What to produce
Exact reproduction is required for all entries.
======== Extracted data
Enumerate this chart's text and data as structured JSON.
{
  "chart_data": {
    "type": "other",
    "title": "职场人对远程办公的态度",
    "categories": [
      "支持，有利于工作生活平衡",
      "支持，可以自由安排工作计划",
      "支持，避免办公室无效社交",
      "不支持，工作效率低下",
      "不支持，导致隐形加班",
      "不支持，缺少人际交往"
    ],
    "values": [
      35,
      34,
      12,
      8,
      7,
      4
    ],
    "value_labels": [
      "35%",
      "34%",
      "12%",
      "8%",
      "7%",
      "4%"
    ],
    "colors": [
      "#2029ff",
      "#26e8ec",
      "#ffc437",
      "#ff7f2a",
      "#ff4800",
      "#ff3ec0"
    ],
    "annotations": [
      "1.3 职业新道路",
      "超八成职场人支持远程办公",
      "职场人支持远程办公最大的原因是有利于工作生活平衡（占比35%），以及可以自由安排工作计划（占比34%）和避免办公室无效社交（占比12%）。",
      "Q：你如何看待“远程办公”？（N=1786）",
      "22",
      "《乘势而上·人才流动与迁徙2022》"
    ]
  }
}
================
Response to this task
Enumerate this chart's text and data as structured JSON.
{
  "chart_data": {
    "type": "other",
    "title": "职场人对远程办公的态度",
    "categories": [
      "支持，有利于工作生活平衡",
      "支持，可以自由安排工作计划",
      "支持，避免办公室无效社交",
      "不支持，工作效率低下",
      "不支持，导致隐形加班",
      "不支持，缺少人际交往"
    ],
    "values": [
      35,
      34,
      12,
      8,
      7,
      4
    ],
    "value_labels": [
      "35%",
      "34%",
      "12%",
      "8%",
      "7%",
      "4%"
    ],
    "colors": [
      "#2029ff",
      "#26e8ec",
      "#ffc437",
      "#ff7f2a",
      "#ff4800",
      "#ff3ec0"
    ],
    "annotations": [
      "1.3 职业新道路",
      "超八成职场人支持远程办公",
      "职场人支持远程办公最大的原因是有利于工作生活平衡（占比35%），以及可以自由安排工作计划（占比34%）和避免办公室无效社交（占比12%）。",
      "Q：你如何看待“远程办公”？（N=1786）",
      "22",
      "《乘势而上·人才流动与迁徙2022》"
    ]
  }
}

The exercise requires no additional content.